Extracted data entries:
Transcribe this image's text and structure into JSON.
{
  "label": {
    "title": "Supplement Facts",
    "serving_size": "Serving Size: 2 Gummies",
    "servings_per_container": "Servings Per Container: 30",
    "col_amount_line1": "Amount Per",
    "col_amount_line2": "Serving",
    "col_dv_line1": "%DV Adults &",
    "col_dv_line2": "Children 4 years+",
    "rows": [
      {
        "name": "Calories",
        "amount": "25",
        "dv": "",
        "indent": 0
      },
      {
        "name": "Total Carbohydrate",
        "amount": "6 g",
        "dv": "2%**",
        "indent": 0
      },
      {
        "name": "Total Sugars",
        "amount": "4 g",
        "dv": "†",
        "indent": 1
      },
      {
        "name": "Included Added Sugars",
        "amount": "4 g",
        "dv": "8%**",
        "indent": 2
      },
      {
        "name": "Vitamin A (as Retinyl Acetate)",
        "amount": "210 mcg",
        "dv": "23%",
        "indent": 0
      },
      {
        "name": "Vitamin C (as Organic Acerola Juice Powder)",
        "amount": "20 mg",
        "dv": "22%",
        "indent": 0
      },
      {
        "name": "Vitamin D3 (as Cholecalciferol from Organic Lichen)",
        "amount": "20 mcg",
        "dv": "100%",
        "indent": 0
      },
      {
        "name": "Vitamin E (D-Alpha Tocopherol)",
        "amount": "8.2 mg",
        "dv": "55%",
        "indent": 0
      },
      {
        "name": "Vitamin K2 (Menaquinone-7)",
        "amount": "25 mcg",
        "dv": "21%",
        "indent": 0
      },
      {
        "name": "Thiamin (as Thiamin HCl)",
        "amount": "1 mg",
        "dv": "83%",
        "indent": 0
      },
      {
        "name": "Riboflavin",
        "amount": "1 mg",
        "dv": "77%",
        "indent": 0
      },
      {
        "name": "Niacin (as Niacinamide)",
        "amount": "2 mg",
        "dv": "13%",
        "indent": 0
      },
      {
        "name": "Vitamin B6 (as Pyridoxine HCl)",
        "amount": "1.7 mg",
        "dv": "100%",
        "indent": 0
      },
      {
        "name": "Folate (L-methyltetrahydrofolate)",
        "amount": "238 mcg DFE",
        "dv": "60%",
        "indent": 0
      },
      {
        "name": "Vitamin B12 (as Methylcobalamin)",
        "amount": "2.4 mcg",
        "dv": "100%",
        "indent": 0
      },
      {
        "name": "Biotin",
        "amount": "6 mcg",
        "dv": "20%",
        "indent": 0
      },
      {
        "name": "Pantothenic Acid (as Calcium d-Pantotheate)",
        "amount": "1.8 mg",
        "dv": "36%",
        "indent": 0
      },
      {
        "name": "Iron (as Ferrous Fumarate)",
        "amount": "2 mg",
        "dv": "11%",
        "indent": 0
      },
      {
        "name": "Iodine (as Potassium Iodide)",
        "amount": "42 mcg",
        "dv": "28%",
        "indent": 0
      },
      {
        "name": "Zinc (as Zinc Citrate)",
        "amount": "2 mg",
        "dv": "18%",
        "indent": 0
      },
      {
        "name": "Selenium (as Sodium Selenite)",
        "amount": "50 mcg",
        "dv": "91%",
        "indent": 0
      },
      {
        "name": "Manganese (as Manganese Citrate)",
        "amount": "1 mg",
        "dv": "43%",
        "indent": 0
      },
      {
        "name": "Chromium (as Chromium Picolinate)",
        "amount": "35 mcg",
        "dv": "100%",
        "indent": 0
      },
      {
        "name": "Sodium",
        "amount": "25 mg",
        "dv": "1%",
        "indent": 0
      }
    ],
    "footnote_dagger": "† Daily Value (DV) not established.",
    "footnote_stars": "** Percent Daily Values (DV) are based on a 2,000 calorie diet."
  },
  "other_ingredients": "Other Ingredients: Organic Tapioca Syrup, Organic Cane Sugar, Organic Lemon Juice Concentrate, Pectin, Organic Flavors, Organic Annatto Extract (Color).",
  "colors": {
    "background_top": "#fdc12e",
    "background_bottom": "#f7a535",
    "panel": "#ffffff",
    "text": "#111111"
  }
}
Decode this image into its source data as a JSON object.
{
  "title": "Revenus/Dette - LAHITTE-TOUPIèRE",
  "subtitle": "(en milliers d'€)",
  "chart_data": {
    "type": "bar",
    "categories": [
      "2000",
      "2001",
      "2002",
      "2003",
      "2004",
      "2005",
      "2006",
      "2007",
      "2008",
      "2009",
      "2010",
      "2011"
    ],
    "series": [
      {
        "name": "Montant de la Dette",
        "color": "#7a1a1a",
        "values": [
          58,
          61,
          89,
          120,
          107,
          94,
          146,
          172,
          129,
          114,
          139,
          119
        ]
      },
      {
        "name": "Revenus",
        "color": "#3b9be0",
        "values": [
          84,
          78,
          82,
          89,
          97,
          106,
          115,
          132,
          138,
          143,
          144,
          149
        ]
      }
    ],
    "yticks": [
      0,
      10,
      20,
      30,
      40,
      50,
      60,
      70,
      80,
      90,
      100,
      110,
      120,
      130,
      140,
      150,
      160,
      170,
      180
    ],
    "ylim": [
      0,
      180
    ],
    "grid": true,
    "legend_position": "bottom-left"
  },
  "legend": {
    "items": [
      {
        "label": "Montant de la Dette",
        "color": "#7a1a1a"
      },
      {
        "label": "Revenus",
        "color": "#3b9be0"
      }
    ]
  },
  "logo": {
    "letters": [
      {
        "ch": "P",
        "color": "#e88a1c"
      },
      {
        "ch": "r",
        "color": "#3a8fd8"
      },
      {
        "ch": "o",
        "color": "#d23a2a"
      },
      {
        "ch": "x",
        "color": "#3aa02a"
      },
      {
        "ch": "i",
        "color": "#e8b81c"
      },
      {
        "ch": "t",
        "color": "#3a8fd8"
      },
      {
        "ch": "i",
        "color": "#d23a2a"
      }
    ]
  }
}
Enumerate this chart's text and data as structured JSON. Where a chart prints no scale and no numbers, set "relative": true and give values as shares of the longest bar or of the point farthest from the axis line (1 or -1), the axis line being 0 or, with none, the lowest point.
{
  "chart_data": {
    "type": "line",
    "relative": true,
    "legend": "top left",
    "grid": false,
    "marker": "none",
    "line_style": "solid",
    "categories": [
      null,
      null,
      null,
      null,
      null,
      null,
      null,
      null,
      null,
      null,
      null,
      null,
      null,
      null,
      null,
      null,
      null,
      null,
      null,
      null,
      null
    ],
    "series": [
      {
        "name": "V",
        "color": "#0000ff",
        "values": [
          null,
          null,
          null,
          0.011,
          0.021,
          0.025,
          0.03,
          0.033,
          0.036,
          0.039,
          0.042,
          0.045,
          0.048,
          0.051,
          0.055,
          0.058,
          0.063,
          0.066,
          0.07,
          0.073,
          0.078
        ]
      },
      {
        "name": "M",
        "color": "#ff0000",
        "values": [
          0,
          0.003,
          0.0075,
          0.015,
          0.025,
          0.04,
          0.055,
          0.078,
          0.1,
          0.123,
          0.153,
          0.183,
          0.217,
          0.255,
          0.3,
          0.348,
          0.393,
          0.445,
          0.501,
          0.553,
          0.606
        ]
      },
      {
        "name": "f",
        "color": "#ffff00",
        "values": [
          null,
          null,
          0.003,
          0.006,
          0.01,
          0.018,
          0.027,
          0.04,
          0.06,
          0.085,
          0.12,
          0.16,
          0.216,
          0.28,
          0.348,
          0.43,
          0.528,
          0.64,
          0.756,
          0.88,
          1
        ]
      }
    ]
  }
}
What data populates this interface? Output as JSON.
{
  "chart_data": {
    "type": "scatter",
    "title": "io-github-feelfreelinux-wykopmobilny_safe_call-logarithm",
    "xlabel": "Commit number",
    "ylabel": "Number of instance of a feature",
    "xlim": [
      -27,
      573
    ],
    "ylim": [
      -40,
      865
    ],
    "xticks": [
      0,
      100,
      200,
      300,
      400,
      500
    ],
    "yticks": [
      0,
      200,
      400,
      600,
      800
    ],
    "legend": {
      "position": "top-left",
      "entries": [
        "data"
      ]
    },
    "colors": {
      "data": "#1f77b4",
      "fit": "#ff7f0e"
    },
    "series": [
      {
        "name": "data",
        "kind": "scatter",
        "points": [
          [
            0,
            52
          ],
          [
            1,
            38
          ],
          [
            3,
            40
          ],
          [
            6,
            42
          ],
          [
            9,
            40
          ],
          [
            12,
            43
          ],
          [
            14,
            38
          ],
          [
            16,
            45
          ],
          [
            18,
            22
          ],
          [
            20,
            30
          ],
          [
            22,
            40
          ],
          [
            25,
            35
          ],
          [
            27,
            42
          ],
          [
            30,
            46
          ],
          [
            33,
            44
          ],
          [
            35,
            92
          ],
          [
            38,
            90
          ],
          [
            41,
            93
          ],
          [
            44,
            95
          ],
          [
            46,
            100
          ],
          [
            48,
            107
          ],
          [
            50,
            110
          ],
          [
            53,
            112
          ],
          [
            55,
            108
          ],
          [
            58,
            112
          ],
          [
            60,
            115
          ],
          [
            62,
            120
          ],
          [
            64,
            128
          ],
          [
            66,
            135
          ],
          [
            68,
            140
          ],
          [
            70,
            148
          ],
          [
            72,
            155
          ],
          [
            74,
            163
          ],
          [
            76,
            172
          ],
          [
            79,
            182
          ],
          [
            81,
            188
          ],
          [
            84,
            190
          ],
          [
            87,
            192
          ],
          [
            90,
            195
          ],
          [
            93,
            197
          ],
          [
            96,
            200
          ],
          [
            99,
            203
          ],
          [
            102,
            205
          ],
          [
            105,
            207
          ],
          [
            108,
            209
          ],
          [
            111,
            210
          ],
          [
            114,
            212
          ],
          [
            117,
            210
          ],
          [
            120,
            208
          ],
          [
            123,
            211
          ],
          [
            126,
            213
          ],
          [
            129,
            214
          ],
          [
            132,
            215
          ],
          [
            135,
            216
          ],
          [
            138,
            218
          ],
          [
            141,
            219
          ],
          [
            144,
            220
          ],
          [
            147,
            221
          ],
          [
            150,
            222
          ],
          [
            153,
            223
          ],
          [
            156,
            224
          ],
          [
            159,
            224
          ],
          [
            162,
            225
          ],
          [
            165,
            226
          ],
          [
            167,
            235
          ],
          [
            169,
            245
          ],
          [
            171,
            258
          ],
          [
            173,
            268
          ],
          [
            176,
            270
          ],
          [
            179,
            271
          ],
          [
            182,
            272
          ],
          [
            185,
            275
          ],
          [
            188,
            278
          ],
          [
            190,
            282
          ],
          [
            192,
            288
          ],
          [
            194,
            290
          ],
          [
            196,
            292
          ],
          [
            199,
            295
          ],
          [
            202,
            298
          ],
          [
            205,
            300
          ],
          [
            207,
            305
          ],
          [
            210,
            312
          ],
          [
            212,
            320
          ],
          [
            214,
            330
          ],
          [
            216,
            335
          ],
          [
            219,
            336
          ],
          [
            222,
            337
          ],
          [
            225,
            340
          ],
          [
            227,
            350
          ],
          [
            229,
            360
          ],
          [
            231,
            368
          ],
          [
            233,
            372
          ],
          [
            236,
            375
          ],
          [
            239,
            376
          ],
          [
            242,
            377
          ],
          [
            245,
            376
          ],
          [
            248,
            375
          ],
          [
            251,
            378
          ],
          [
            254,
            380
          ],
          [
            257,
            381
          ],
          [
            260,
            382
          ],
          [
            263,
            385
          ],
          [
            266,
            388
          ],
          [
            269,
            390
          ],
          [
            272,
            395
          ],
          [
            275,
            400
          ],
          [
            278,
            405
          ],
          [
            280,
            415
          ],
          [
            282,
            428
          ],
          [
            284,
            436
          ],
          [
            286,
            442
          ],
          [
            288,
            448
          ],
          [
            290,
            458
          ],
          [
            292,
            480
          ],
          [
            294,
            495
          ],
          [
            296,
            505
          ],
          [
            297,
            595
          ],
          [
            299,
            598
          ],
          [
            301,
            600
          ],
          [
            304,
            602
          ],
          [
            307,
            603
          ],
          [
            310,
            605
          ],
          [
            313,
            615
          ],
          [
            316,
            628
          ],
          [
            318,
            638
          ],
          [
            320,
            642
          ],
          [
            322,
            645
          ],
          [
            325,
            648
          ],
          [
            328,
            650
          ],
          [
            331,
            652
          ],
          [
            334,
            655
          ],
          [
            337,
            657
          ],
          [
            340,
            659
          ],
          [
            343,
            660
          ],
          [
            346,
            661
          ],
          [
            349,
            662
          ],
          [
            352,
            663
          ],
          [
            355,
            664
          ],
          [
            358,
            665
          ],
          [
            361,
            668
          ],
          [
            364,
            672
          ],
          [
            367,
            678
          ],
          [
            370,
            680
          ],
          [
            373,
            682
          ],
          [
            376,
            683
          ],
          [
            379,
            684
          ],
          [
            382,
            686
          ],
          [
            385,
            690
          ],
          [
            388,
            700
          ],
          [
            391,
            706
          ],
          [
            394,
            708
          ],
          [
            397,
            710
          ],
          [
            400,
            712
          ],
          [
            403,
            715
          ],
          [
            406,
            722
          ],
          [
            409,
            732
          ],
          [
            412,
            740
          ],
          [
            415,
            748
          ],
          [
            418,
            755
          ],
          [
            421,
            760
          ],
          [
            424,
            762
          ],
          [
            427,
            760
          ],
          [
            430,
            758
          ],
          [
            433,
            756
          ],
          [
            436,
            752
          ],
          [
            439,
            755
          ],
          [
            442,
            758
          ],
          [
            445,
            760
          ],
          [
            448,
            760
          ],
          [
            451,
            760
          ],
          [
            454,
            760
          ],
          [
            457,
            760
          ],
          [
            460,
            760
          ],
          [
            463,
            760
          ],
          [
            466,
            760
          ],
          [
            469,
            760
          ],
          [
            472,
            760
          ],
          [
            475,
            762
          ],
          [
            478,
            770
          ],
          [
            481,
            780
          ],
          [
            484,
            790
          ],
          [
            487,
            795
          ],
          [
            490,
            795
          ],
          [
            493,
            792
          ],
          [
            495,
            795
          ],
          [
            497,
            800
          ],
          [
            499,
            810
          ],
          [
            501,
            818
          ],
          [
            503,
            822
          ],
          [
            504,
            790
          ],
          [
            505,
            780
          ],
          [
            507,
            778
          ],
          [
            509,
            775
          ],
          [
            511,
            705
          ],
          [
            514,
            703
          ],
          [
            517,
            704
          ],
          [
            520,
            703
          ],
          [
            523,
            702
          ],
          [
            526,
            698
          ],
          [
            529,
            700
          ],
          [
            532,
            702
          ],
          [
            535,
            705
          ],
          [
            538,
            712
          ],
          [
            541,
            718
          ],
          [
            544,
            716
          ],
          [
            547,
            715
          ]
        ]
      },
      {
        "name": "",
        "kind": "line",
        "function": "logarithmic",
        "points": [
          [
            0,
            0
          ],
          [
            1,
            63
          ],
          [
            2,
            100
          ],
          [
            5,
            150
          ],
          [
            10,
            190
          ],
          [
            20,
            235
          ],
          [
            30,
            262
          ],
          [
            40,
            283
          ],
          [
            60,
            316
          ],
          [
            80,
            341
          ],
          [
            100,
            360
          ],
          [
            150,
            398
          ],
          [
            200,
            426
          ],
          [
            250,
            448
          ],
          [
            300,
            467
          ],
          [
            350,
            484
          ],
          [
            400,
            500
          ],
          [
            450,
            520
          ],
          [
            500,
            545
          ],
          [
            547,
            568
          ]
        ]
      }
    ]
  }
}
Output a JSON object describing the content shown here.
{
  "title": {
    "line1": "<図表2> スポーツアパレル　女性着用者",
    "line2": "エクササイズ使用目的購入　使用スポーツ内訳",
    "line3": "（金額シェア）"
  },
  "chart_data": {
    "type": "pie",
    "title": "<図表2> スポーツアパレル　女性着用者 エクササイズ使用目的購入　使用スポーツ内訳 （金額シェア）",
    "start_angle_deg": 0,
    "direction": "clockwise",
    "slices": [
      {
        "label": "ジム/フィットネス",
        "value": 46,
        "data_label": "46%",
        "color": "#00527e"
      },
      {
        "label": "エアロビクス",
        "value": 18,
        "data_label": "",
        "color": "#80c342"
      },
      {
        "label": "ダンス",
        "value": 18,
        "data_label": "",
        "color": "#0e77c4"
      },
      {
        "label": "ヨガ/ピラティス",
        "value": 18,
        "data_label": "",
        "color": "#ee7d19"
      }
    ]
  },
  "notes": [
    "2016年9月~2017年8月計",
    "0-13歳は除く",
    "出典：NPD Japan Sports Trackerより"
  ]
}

Objective: Scan the lines for the string "true". Pick out every line that has it.

Problem solution:
    "grid": true,
Enumerate this chart's text and data as structured JSON. Where a chart prints no scale and no numbers, set "relative": true and give values as shares of the longest bar or of the point farthest from the axis line (1 or -1), the axis line being 0 or, with none, the lowest point.
    "relative": true,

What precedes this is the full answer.